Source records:
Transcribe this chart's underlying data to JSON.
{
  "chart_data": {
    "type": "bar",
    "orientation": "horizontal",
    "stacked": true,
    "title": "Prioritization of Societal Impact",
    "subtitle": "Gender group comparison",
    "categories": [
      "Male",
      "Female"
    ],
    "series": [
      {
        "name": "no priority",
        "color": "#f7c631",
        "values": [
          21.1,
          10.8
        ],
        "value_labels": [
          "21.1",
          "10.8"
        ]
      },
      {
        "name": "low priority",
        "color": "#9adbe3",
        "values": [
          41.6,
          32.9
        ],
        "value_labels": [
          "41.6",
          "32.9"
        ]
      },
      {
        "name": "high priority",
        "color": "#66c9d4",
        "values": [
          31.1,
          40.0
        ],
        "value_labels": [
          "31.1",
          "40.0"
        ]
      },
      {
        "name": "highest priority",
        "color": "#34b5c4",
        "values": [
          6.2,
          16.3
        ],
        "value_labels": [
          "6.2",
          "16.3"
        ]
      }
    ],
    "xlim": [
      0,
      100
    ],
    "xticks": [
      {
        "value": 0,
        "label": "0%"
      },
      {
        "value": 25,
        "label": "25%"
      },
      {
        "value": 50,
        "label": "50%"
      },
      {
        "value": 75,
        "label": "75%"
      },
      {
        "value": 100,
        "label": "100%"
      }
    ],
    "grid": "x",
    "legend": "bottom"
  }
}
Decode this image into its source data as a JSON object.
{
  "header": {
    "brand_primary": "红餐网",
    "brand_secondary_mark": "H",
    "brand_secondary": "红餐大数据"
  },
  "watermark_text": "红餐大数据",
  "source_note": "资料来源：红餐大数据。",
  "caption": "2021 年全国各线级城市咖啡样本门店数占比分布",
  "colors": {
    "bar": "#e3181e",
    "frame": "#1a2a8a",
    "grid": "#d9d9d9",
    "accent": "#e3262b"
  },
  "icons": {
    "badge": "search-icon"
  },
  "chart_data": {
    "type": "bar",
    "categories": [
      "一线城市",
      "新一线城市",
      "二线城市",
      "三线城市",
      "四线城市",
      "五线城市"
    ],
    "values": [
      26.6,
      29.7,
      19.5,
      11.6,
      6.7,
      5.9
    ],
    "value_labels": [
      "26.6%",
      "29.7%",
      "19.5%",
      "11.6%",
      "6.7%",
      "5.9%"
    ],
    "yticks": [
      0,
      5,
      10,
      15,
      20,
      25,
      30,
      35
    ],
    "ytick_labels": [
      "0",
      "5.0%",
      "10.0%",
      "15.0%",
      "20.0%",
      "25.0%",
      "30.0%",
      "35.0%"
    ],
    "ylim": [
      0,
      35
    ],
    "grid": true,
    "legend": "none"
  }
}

Stated exercise
Print the records above in full, exactly.

Reply to the exercise
Transcribe this chart's underlying data to JSON.
{
  "chart_data": {
    "type": "bar",
    "orientation": "horizontal",
    "stacked": true,
    "title": "Prioritization of Societal Impact",
    "subtitle": "Gender group comparison",
    "categories": [
      "Male",
      "Female"
    ],
    "series": [
      {
        "name": "no priority",
        "color": "#f7c631",
        "values": [
          21.1,
          10.8
        ],
        "value_labels": [
          "21.1",
          "10.8"
        ]
      },
      {
        "name": "low priority",
        "color": "#9adbe3",
        "values": [
          41.6,
          32.9
        ],
        "value_labels": [
          "41.6",
          "32.9"
        ]
      },
      {
        "name": "high priority",
        "color": "#66c9d4",
        "values": [
          31.1,
          40.0
        ],
        "value_labels": [
          "31.1",
          "40.0"
        ]
      },
      {
        "name": "highest priority",
        "color": "#34b5c4",
        "values": [
          6.2,
          16.3
        ],
        "value_labels": [
          "6.2",
          "16.3"
        ]
      }
    ],
    "xlim": [
      0,
      100
    ],
    "xticks": [
      {
        "value": 0,
        "label": "0%"
      },
      {
        "value": 25,
        "label": "25%"
      },
      {
        "value": 50,
        "label": "50%"
      },
      {
        "value": 75,
        "label": "75%"
      },
      {
        "value": 100,
        "label": "100%"
      }
    ],
    "grid": "x",
    "legend": "bottom"
  }
}
Decode this image into its source data as a JSON object.
{
  "header": {
    "brand_primary": "红餐网",
    "brand_secondary_mark": "H",
    "brand_secondary": "红餐大数据"
  },
  "watermark_text": "红餐大数据",
  "source_note": "资料来源：红餐大数据。",
  "caption": "2021 年全国各线级城市咖啡样本门店数占比分布",
  "colors": {
    "bar": "#e3181e",
    "frame": "#1a2a8a",
    "grid": "#d9d9d9",
    "accent": "#e3262b"
  },
  "icons": {
    "badge": "search-icon"
  },
  "chart_data": {
    "type": "bar",
    "categories": [
      "一线城市",
      "新一线城市",
      "二线城市",
      "三线城市",
      "四线城市",
      "五线城市"
    ],
    "values": [
      26.6,
      29.7,
      19.5,
      11.6,
      6.7,
      5.9
    ],
    "value_labels": [
      "26.6%",
      "29.7%",
      "19.5%",
      "11.6%",
      "6.7%",
      "5.9%"
    ],
    "yticks": [
      0,
      5,
      10,
      15,
      20,
      25,
      30,
      35
    ],
    "ytick_labels": [
      "0",
      "5.0%",
      "10.0%",
      "15.0%",
      "20.0%",
      "25.0%",
      "30.0%",
      "35.0%"
    ],
    "ylim": [
      0,
      35
    ],
    "grid": true,
    "legend": "none"
  }
}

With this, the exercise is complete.